#### Exercise material ####

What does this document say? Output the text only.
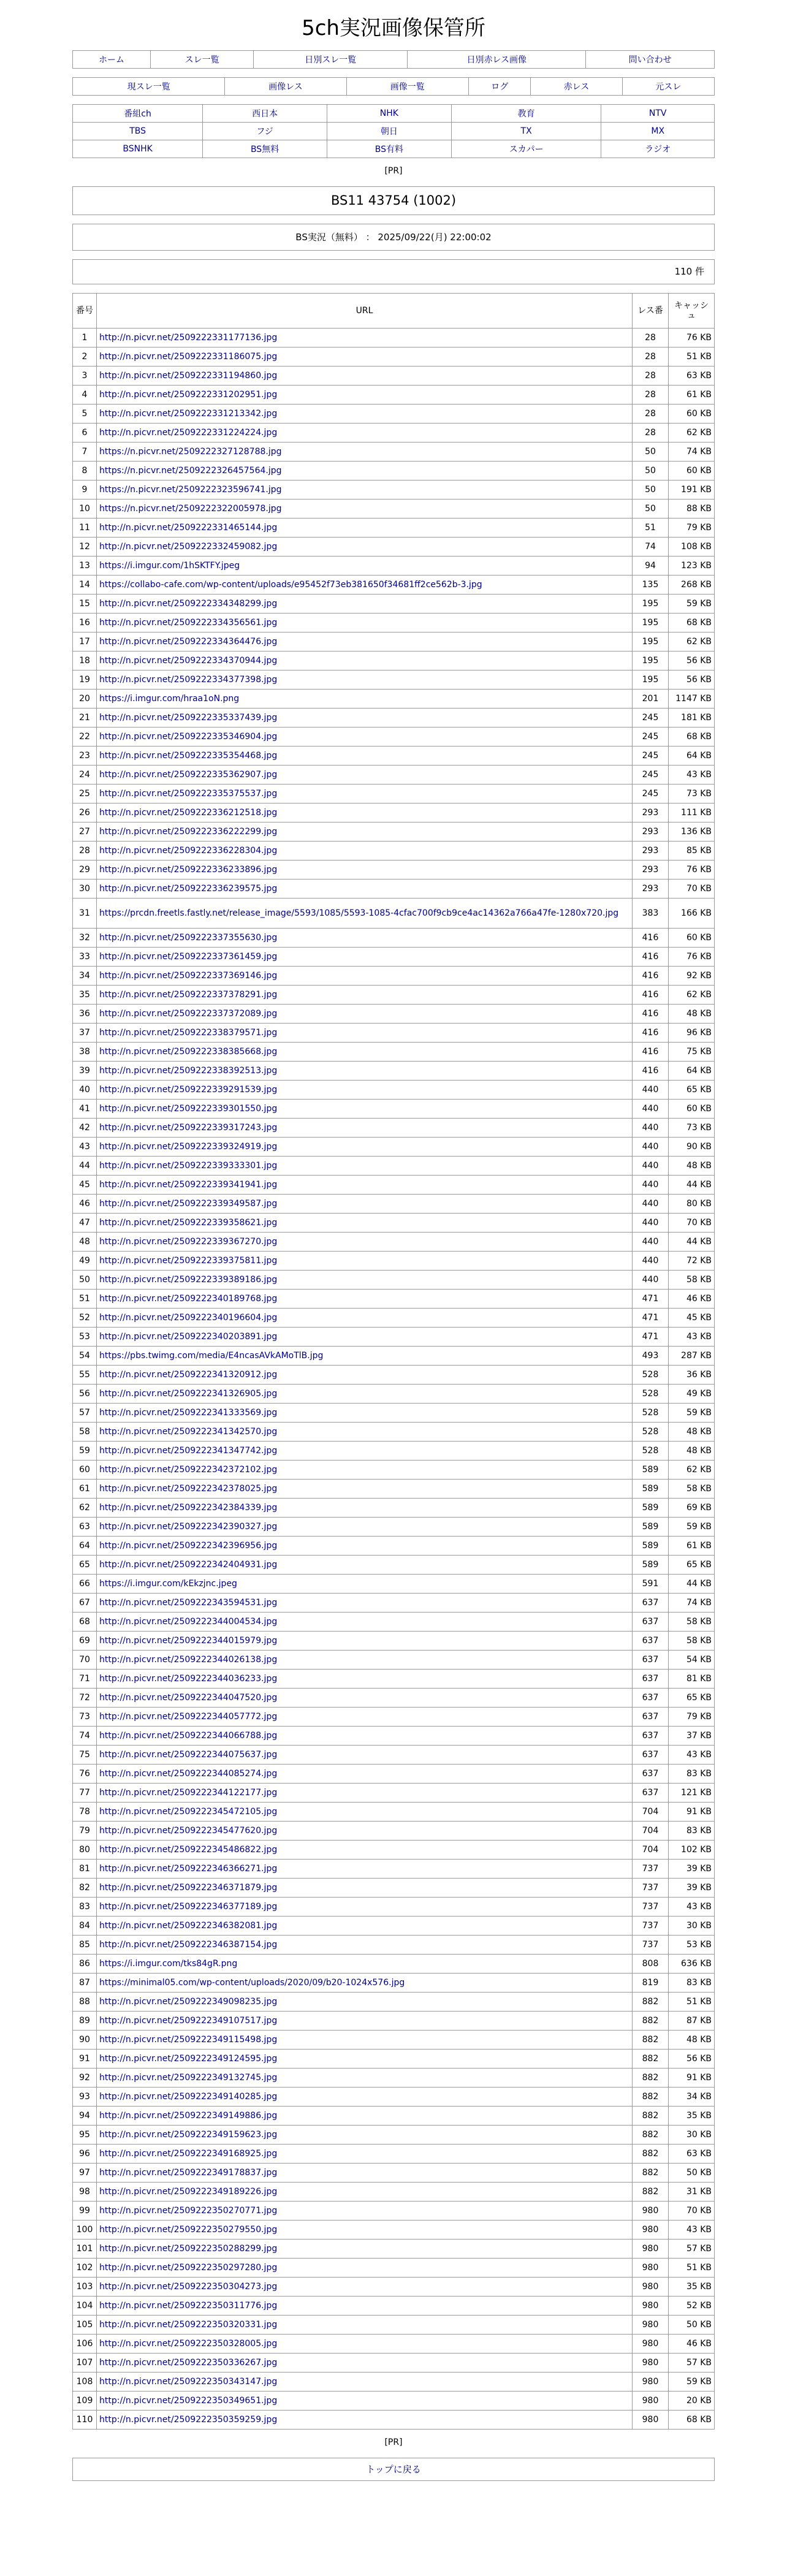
5ch実況画像保管所
ホーム	スレ一覧	日別スレ一覧	日別赤レス画像	問い合わせ
現スレ一覧	画像レス	画像一覧	ログ	赤レス	元スレ
番組ch	西日本	NHK	教育	NTV
TBS	フジ	朝日	TX	MX
BSNHK	BS無料	BS有料	スカパー	ラジオ
[PR]
BS11 43754 (1002)
BS実況（無料） ： 2025/09/22(月) 22:00:02
110 件
番号	URL	レス番	キャッシュ
1	http://n.picvr.net/2509222331177136.jpg	28	76 KB
2	http://n.picvr.net/2509222331186075.jpg	28	51 KB
3	http://n.picvr.net/2509222331194860.jpg	28	63 KB
4	http://n.picvr.net/2509222331202951.jpg	28	61 KB
5	http://n.picvr.net/2509222331213342.jpg	28	60 KB
6	http://n.picvr.net/2509222331224224.jpg	28	62 KB
7	https://n.picvr.net/2509222327128788.jpg	50	74 KB
8	https://n.picvr.net/2509222326457564.jpg	50	60 KB
9	https://n.picvr.net/2509222323596741.jpg	50	191 KB
10	https://n.picvr.net/2509222322005978.jpg	50	88 KB
11	http://n.picvr.net/2509222331465144.jpg	51	79 KB
12	http://n.picvr.net/2509222332459082.jpg	74	108 KB
13	https://i.imgur.com/1hSKTFY.jpeg	94	123 KB
14	https://collabo-cafe.com/wp-content/uploads/e95452f73eb381650f34681ff2ce562b-3.jpg	135	268 KB
15	http://n.picvr.net/2509222334348299.jpg	195	59 KB
16	http://n.picvr.net/2509222334356561.jpg	195	68 KB
17	http://n.picvr.net/2509222334364476.jpg	195	62 KB
18	http://n.picvr.net/2509222334370944.jpg	195	56 KB
19	http://n.picvr.net/2509222334377398.jpg	195	56 KB
20	https://i.imgur.com/hraa1oN.png	201	1147 KB
21	http://n.picvr.net/2509222335337439.jpg	245	181 KB
22	http://n.picvr.net/2509222335346904.jpg	245	68 KB
23	http://n.picvr.net/2509222335354468.jpg	245	64 KB
24	http://n.picvr.net/2509222335362907.jpg	245	43 KB
25	http://n.picvr.net/2509222335375537.jpg	245	73 KB
26	http://n.picvr.net/2509222336212518.jpg	293	111 KB
27	http://n.picvr.net/2509222336222299.jpg	293	136 KB
28	http://n.picvr.net/2509222336228304.jpg	293	85 KB
29	http://n.picvr.net/2509222336233896.jpg	293	76 KB
30	http://n.picvr.net/2509222336239575.jpg	293	70 KB
31	https://prcdn.freetls.fastly.net/release_image/5593/1085/5593-1085-4cfac700f9cb9ce4ac14362a766a47fe-1280x720.jpg	383	166 KB
32	http://n.picvr.net/2509222337355630.jpg	416	60 KB
33	http://n.picvr.net/2509222337361459.jpg	416	76 KB
34	http://n.picvr.net/2509222337369146.jpg	416	92 KB
35	http://n.picvr.net/2509222337378291.jpg	416	62 KB
36	http://n.picvr.net/2509222337372089.jpg	416	48 KB
37	http://n.picvr.net/2509222338379571.jpg	416	96 KB
38	http://n.picvr.net/2509222338385668.jpg	416	75 KB
39	http://n.picvr.net/2509222338392513.jpg	416	64 KB
40	http://n.picvr.net/2509222339291539.jpg	440	65 KB
41	http://n.picvr.net/2509222339301550.jpg	440	60 KB
42	http://n.picvr.net/2509222339317243.jpg	440	73 KB
43	http://n.picvr.net/2509222339324919.jpg	440	90 KB
44	http://n.picvr.net/2509222339333301.jpg	440	48 KB
45	http://n.picvr.net/2509222339341941.jpg	440	44 KB
46	http://n.picvr.net/2509222339349587.jpg	440	80 KB
47	http://n.picvr.net/2509222339358621.jpg	440	70 KB
48	http://n.picvr.net/2509222339367270.jpg	440	44 KB
49	http://n.picvr.net/2509222339375811.jpg	440	72 KB
50	http://n.picvr.net/2509222339389186.jpg	440	58 KB
51	http://n.picvr.net/2509222340189768.jpg	471	46 KB
52	http://n.picvr.net/2509222340196604.jpg	471	45 KB
53	http://n.picvr.net/2509222340203891.jpg	471	43 KB
54	https://pbs.twimg.com/media/E4ncasAVkAMoTlB.jpg	493	287 KB
55	http://n.picvr.net/2509222341320912.jpg	528	36 KB
56	http://n.picvr.net/2509222341326905.jpg	528	49 KB
57	http://n.picvr.net/2509222341333569.jpg	528	59 KB
58	http://n.picvr.net/2509222341342570.jpg	528	48 KB
59	http://n.picvr.net/2509222341347742.jpg	528	48 KB
60	http://n.picvr.net/2509222342372102.jpg	589	62 KB
61	http://n.picvr.net/2509222342378025.jpg	589	58 KB
62	http://n.picvr.net/2509222342384339.jpg	589	69 KB
63	http://n.picvr.net/2509222342390327.jpg	589	59 KB
64	http://n.picvr.net/2509222342396956.jpg	589	61 KB
65	http://n.picvr.net/2509222342404931.jpg	589	65 KB
66	https://i.imgur.com/kEkzjnc.jpeg	591	44 KB
67	http://n.picvr.net/2509222343594531.jpg	637	74 KB
68	http://n.picvr.net/2509222344004534.jpg	637	58 KB
69	http://n.picvr.net/2509222344015979.jpg	637	58 KB
70	http://n.picvr.net/2509222344026138.jpg	637	54 KB
71	http://n.picvr.net/2509222344036233.jpg	637	81 KB
72	http://n.picvr.net/2509222344047520.jpg	637	65 KB
73	http://n.picvr.net/2509222344057772.jpg	637	79 KB
74	http://n.picvr.net/2509222344066788.jpg	637	37 KB
75	http://n.picvr.net/2509222344075637.jpg	637	43 KB
76	http://n.picvr.net/2509222344085274.jpg	637	83 KB
77	http://n.picvr.net/2509222344122177.jpg	637	121 KB
78	http://n.picvr.net/2509222345472105.jpg	704	91 KB
79	http://n.picvr.net/2509222345477620.jpg	704	83 KB
80	http://n.picvr.net/2509222345486822.jpg	704	102 KB
81	http://n.picvr.net/2509222346366271.jpg	737	39 KB
82	http://n.picvr.net/2509222346371879.jpg	737	39 KB
83	http://n.picvr.net/2509222346377189.jpg	737	43 KB
84	http://n.picvr.net/2509222346382081.jpg	737	30 KB
85	http://n.picvr.net/2509222346387154.jpg	737	53 KB
86	https://i.imgur.com/tks84gR.png	808	636 KB
87	https://minimal05.com/wp-content/uploads/2020/09/b20-1024x576.jpg	819	83 KB
88	http://n.picvr.net/2509222349098235.jpg	882	51 KB
89	http://n.picvr.net/2509222349107517.jpg	882	87 KB
90	http://n.picvr.net/2509222349115498.jpg	882	48 KB
91	http://n.picvr.net/2509222349124595.jpg	882	56 KB
92	http://n.picvr.net/2509222349132745.jpg	882	91 KB
93	http://n.picvr.net/2509222349140285.jpg	882	34 KB
94	http://n.picvr.net/2509222349149886.jpg	882	35 KB
95	http://n.picvr.net/2509222349159623.jpg	882	30 KB
96	http://n.picvr.net/2509222349168925.jpg	882	63 KB
97	http://n.picvr.net/2509222349178837.jpg	882	50 KB
98	http://n.picvr.net/2509222349189226.jpg	882	31 KB
99	http://n.picvr.net/2509222350270771.jpg	980	70 KB
100	http://n.picvr.net/2509222350279550.jpg	980	43 KB
101	http://n.picvr.net/2509222350288299.jpg	980	57 KB
102	http://n.picvr.net/2509222350297280.jpg	980	51 KB
103	http://n.picvr.net/2509222350304273.jpg	980	35 KB
104	http://n.picvr.net/2509222350311776.jpg	980	52 KB
105	http://n.picvr.net/2509222350320331.jpg	980	50 KB
106	http://n.picvr.net/2509222350328005.jpg	980	46 KB
107	http://n.picvr.net/2509222350336267.jpg	980	57 KB
108	http://n.picvr.net/2509222350343147.jpg	980	59 KB
109	http://n.picvr.net/2509222350349651.jpg	980	20 KB
110	http://n.picvr.net/2509222350359259.jpg	980	68 KB
[PR]
トップに戻る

####

● **Written task**
Pick every line with "jpeg" in it and copy it.

● **Written response**
13	https://i.imgur.com/1hSKTFY.jpeg	94	123 KB
66	https://i.imgur.com/kEkzjnc.jpeg	591	44 KB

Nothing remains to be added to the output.